MATERIALS PROVIDED
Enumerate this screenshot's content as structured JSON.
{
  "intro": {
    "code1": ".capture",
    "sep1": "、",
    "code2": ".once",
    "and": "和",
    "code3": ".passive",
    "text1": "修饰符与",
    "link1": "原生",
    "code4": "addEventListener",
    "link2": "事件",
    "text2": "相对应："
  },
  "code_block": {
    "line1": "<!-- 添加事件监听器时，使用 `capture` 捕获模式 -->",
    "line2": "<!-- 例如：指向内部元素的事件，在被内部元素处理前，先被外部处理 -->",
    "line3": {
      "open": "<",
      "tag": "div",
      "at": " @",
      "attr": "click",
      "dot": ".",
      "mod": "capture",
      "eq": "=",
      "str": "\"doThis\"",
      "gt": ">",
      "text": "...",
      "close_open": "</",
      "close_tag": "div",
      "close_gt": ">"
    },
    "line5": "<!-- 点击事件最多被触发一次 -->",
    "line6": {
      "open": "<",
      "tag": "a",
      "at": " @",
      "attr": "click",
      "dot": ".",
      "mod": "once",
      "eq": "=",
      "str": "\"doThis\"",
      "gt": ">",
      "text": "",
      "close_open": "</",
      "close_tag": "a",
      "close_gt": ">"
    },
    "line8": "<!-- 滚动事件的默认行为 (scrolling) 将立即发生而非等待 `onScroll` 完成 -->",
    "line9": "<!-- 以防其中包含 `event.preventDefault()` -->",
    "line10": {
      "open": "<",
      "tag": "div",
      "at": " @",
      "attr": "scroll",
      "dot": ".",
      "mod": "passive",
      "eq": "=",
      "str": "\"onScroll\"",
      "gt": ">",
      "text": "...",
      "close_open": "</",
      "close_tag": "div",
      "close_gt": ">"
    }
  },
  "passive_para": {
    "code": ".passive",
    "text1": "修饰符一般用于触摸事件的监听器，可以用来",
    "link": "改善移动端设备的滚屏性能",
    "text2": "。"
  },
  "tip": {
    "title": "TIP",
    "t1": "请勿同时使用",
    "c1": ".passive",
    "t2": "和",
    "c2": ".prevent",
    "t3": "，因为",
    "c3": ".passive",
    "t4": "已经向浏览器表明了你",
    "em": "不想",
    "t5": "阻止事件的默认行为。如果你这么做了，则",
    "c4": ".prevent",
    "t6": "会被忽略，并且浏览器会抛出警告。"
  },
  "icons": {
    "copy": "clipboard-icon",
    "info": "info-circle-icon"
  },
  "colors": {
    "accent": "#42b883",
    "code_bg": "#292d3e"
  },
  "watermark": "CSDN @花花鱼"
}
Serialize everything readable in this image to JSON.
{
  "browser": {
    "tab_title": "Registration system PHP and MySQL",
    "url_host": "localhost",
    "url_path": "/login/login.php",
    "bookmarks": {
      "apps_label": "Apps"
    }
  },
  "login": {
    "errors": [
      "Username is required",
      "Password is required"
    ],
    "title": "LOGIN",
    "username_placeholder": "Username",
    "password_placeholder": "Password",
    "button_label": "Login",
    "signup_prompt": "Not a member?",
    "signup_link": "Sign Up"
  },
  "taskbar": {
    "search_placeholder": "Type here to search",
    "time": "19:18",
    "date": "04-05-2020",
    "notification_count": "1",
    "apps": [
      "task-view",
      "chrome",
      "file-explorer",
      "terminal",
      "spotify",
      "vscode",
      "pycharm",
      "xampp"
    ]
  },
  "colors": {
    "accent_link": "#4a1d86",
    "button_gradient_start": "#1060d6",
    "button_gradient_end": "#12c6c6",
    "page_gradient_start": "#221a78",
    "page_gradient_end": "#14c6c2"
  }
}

WRITTEN INSTRUCTION
Take the entries and copy them out exactly.

EXERCISE RESULT
Enumerate this screenshot's content as structured JSON.
{
  "intro": {
    "code1": ".capture",
    "sep1": "、",
    "code2": ".once",
    "and": "和",
    "code3": ".passive",
    "text1": "修饰符与",
    "link1": "原生",
    "code4": "addEventListener",
    "link2": "事件",
    "text2": "相对应："
  },
  "code_block": {
    "line1": "<!-- 添加事件监听器时，使用 `capture` 捕获模式 -->",
    "line2": "<!-- 例如：指向内部元素的事件，在被内部元素处理前，先被外部处理 -->",
    "line3": {
      "open": "<",
      "tag": "div",
      "at": " @",
      "attr": "click",
      "dot": ".",
      "mod": "capture",
      "eq": "=",
      "str": "\"doThis\"",
      "gt": ">",
      "text": "...",
      "close_open": "</",
      "close_tag": "div",
      "close_gt": ">"
    },
    "line5": "<!-- 点击事件最多被触发一次 -->",
    "line6": {
      "open": "<",
      "tag": "a",
      "at": " @",
      "attr": "click",
      "dot": ".",
      "mod": "once",
      "eq": "=",
      "str": "\"doThis\"",
      "gt": ">",
      "text": "",
      "close_open": "</",
      "close_tag": "a",
      "close_gt": ">"
    },
    "line8": "<!-- 滚动事件的默认行为 (scrolling) 将立即发生而非等待 `onScroll` 完成 -->",
    "line9": "<!-- 以防其中包含 `event.preventDefault()` -->",
    "line10": {
      "open": "<",
      "tag": "div",
      "at": " @",
      "attr": "scroll",
      "dot": ".",
      "mod": "passive",
      "eq": "=",
      "str": "\"onScroll\"",
      "gt": ">",
      "text": "...",
      "close_open": "</",
      "close_tag": "div",
      "close_gt": ">"
    }
  },
  "passive_para": {
    "code": ".passive",
    "text1": "修饰符一般用于触摸事件的监听器，可以用来",
    "link": "改善移动端设备的滚屏性能",
    "text2": "。"
  },
  "tip": {
    "title": "TIP",
    "t1": "请勿同时使用",
    "c1": ".passive",
    "t2": "和",
    "c2": ".prevent",
    "t3": "，因为",
    "c3": ".passive",
    "t4": "已经向浏览器表明了你",
    "em": "不想",
    "t5": "阻止事件的默认行为。如果你这么做了，则",
    "c4": ".prevent",
    "t6": "会被忽略，并且浏览器会抛出警告。"
  },
  "icons": {
    "copy": "clipboard-icon",
    "info": "info-circle-icon"
  },
  "colors": {
    "accent": "#42b883",
    "code_bg": "#292d3e"
  },
  "watermark": "CSDN @花花鱼"
}
Serialize everything readable in this image to JSON.
{
  "browser": {
    "tab_title": "Registration system PHP and MySQL",
    "url_host": "localhost",
    "url_path": "/login/login.php",
    "bookmarks": {
      "apps_label": "Apps"
    }
  },
  "login": {
    "errors": [
      "Username is required",
      "Password is required"
    ],
    "title": "LOGIN",
    "username_placeholder": "Username",
    "password_placeholder": "Password",
    "button_label": "Login",
    "signup_prompt": "Not a member?",
    "signup_link": "Sign Up"
  },
  "taskbar": {
    "search_placeholder": "Type here to search",
    "time": "19:18",
    "date": "04-05-2020",
    "notification_count": "1",
    "apps": [
      "task-view",
      "chrome",
      "file-explorer",
      "terminal",
      "spotify",
      "vscode",
      "pycharm",
      "xampp"
    ]
  },
  "colors": {
    "accent_link": "#4a1d86",
    "button_gradient_start": "#1060d6",
    "button_gradient_end": "#12c6c6",
    "page_gradient_start": "#221a78",
    "page_gradient_end": "#14c6c2"
  }
}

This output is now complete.